-- start Records for processing --

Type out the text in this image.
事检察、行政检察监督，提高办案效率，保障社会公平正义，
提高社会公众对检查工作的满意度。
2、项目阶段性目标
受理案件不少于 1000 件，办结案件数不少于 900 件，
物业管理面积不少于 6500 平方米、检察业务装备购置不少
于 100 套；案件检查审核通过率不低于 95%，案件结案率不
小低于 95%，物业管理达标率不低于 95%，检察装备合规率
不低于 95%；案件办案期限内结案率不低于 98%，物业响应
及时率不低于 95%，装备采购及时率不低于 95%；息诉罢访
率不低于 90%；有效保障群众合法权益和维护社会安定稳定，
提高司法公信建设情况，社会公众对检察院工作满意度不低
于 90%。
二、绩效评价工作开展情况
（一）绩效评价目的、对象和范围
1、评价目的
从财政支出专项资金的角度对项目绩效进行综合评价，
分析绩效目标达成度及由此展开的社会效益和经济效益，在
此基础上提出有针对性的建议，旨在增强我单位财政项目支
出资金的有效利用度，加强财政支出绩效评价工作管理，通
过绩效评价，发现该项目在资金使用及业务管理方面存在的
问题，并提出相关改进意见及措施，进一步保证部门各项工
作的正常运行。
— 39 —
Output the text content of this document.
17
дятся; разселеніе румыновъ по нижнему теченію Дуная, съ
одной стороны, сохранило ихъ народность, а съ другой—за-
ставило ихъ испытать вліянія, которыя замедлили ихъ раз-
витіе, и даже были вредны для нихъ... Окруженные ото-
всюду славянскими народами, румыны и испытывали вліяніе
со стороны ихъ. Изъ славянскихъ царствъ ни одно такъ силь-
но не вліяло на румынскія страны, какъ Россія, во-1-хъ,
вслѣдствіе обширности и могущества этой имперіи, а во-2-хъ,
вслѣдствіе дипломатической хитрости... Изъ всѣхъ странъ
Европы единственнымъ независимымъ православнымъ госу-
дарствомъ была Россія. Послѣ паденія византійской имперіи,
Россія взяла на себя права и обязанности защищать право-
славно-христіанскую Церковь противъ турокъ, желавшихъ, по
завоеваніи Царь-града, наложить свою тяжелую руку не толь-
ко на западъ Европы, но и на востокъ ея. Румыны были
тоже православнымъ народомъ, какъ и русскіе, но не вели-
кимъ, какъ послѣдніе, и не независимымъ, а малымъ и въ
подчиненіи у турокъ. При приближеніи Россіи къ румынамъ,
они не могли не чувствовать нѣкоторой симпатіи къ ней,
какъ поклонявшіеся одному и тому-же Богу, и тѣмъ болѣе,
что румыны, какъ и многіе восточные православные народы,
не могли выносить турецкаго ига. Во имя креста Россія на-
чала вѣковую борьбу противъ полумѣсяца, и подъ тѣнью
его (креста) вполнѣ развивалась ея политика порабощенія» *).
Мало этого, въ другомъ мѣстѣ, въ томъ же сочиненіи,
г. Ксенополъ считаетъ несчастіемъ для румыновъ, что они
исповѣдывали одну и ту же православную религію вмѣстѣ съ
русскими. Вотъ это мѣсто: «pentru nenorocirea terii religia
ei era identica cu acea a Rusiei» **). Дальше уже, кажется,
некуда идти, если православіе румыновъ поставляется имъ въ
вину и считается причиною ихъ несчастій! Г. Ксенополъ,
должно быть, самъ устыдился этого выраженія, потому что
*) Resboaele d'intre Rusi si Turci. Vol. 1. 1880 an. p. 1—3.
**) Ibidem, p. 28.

-- end Records for processing --

[What you are asked to do]
Identify and copy all lines with the word "стороны".

[Expected answer]
одной стороны, сохранило ихъ народность, а съ другой—за-
со стороны ихъ. Изъ славянскихъ царствъ ни одно такъ силь-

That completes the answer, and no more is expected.